Using the listing below, extract each line that has the word "Durchlässigkeit" in it.
:: Data rows ::
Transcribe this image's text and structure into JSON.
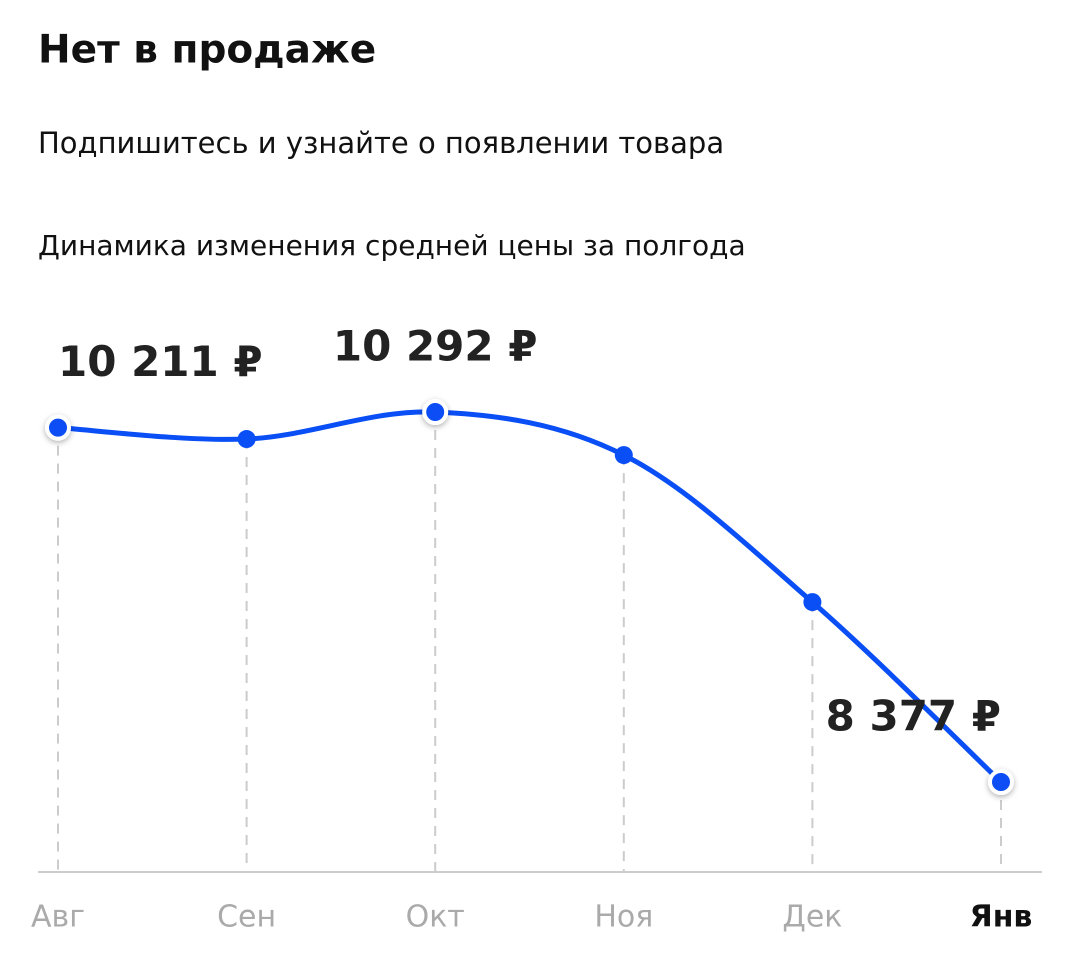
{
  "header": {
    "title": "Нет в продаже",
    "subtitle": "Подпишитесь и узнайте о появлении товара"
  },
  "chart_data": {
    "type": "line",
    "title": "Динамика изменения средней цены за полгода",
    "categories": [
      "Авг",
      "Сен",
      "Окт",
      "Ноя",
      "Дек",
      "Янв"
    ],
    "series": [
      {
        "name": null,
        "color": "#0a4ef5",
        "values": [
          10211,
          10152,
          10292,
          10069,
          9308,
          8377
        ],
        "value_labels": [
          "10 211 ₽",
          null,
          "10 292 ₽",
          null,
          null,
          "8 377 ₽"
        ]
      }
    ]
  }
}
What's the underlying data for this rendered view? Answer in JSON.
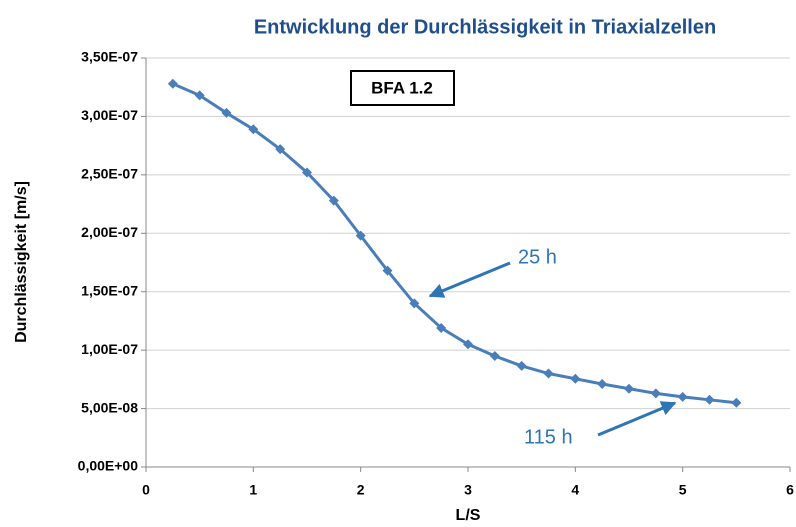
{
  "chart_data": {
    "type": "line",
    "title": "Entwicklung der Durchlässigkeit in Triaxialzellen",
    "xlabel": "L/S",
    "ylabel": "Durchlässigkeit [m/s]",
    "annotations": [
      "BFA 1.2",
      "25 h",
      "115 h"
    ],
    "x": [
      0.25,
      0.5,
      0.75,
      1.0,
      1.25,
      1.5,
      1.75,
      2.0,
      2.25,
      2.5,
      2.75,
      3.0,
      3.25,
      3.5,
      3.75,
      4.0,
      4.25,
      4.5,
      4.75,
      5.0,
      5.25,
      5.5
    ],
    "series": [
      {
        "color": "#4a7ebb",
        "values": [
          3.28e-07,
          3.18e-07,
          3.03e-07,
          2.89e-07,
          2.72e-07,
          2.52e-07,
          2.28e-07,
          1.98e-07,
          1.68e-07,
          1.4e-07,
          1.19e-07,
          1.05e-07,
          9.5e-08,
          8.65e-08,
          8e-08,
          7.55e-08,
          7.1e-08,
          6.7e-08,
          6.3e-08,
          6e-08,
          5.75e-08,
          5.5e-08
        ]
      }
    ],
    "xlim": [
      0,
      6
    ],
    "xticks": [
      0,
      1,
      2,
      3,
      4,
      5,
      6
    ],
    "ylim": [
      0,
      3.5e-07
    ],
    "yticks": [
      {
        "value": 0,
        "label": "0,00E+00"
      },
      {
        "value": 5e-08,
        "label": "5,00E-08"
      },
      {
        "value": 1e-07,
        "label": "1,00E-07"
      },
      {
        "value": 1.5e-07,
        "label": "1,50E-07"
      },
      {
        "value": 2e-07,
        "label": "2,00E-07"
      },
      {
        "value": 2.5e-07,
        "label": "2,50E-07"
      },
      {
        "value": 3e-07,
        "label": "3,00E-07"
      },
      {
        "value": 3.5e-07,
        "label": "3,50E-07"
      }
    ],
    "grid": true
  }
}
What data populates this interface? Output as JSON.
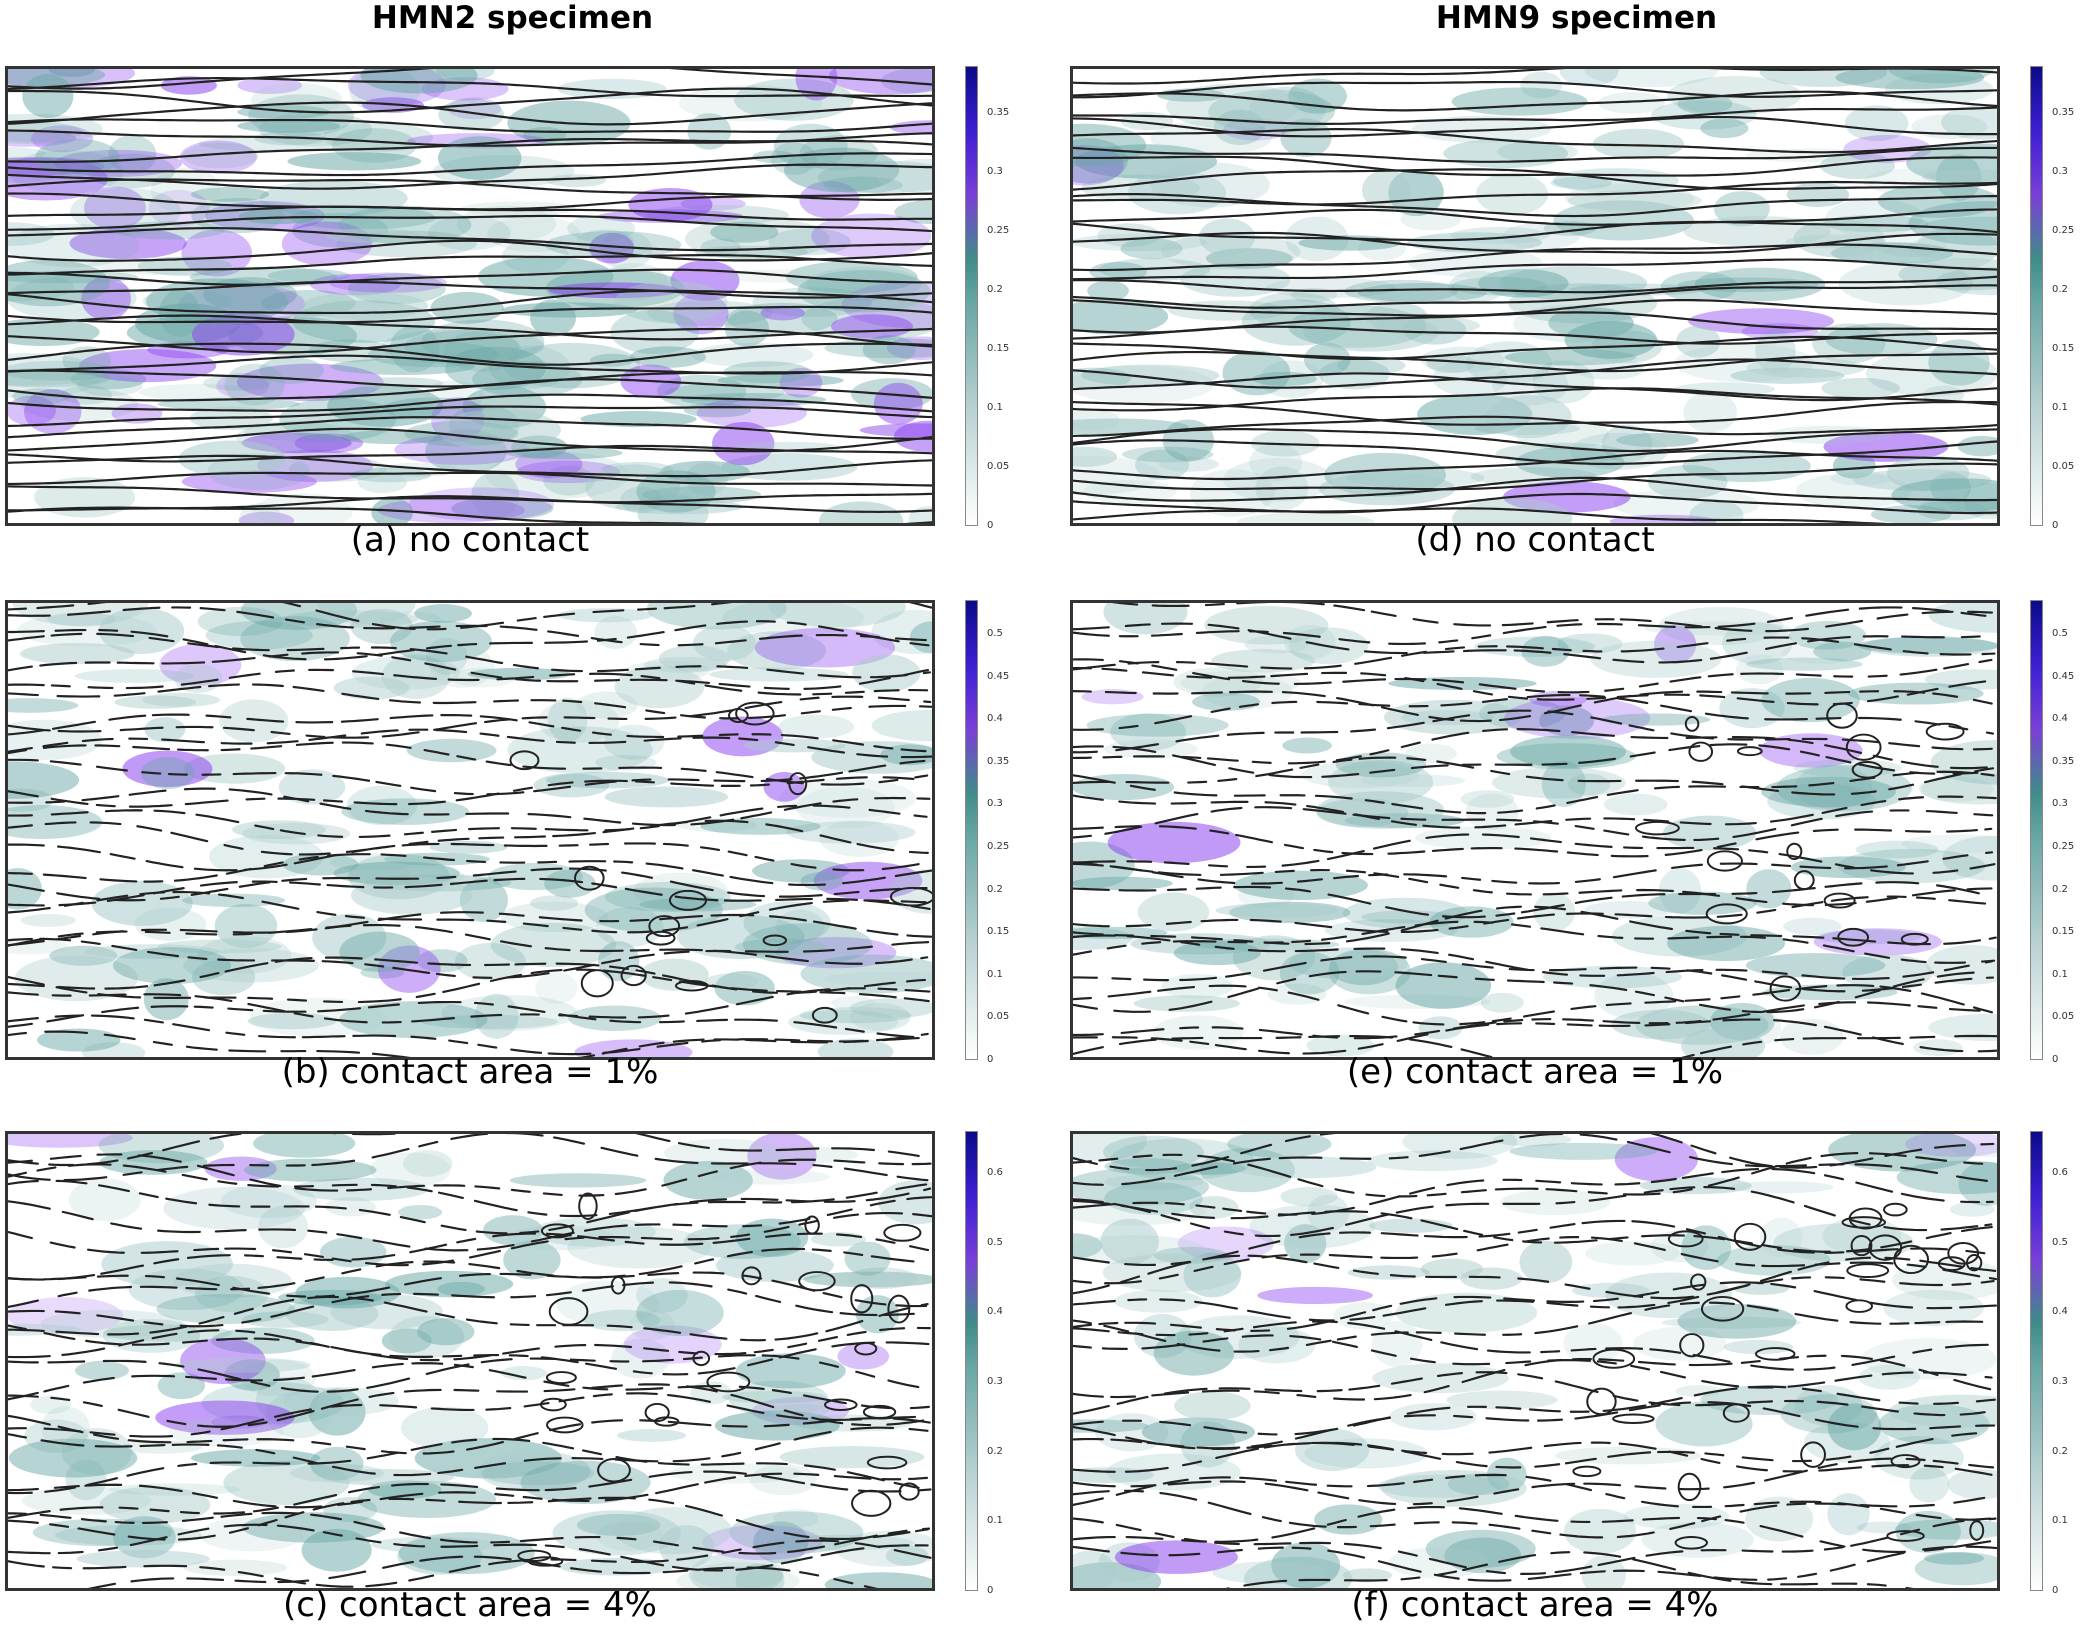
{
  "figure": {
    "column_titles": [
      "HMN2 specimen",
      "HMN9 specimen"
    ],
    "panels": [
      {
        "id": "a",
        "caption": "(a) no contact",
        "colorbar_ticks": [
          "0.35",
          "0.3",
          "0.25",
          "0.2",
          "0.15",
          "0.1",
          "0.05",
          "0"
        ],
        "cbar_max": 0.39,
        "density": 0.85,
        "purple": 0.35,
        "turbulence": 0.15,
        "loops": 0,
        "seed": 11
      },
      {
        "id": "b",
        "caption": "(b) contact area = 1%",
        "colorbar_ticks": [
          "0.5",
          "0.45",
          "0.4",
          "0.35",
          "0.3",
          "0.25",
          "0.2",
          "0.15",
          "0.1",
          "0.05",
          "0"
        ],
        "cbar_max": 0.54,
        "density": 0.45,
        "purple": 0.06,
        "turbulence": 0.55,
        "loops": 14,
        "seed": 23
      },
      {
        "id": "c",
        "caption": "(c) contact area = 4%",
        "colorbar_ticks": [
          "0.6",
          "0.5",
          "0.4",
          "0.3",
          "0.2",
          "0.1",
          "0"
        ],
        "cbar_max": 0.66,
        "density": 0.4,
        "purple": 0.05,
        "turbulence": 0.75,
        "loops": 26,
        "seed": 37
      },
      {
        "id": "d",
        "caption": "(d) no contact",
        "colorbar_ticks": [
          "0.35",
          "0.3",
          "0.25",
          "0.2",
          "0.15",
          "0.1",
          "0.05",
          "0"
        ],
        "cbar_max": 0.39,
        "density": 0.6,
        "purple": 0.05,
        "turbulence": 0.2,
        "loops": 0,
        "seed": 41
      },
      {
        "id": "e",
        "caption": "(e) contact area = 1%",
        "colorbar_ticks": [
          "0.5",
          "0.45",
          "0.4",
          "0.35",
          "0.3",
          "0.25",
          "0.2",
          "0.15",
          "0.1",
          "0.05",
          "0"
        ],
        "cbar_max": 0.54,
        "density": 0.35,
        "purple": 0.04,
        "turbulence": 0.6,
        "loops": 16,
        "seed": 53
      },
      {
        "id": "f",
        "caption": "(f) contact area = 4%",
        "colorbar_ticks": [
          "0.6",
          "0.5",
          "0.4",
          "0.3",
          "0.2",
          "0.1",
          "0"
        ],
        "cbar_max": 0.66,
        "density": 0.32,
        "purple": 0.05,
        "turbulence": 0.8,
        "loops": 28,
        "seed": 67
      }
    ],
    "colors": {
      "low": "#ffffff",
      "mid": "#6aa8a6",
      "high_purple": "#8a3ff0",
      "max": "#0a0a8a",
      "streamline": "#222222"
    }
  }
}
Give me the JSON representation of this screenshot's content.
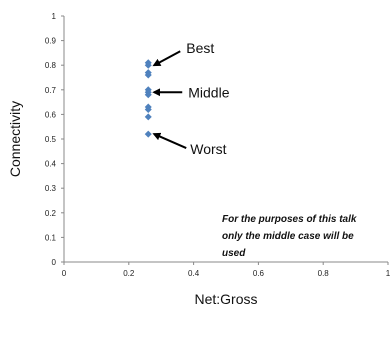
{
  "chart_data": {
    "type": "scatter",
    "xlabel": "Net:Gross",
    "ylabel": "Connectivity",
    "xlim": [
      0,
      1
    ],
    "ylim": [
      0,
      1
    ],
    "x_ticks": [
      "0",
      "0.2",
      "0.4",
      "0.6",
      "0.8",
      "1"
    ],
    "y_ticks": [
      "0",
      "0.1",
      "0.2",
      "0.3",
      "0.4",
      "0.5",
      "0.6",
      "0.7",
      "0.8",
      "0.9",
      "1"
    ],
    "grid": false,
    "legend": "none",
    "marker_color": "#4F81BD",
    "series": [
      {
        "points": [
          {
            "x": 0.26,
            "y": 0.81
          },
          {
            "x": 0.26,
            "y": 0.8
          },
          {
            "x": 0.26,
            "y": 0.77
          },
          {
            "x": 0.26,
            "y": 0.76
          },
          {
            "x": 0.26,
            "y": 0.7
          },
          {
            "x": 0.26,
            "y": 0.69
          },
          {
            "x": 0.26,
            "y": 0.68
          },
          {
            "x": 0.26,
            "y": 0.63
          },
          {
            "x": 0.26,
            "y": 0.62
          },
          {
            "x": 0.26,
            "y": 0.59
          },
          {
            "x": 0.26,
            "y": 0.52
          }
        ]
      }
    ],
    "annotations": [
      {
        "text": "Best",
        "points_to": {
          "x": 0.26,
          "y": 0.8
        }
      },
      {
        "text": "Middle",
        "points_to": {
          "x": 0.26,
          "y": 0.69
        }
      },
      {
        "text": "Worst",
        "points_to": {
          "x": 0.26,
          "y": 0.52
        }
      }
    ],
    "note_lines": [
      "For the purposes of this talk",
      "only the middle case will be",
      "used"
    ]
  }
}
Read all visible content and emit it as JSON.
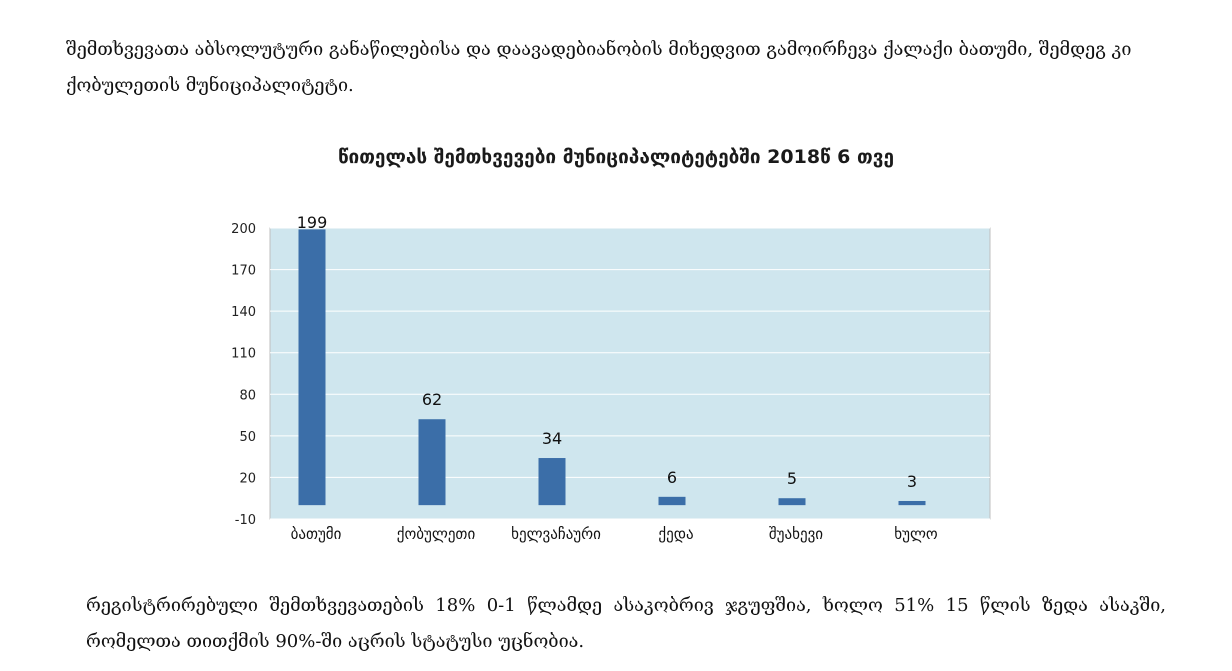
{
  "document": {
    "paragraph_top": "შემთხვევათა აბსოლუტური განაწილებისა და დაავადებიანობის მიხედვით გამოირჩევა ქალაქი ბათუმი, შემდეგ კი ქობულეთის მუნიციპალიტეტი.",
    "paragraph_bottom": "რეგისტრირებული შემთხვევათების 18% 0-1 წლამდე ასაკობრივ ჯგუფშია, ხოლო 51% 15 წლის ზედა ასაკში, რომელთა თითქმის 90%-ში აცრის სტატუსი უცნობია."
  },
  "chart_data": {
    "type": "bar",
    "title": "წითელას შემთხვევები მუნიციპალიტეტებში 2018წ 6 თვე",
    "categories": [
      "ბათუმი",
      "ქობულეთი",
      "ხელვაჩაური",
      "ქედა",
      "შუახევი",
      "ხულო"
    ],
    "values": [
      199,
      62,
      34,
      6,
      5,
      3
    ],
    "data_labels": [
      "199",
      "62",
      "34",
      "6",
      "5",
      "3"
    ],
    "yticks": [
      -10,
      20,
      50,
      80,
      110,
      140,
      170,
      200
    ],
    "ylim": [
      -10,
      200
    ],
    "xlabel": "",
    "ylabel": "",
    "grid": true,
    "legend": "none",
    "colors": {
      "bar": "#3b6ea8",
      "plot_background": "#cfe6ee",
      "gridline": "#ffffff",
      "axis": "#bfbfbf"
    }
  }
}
:::
Result of the task →
    "title": "Entwicklung der Durchlässigkeit in Triaxialzellen",
    "ylabel": "Durchlässigkeit [m/s]",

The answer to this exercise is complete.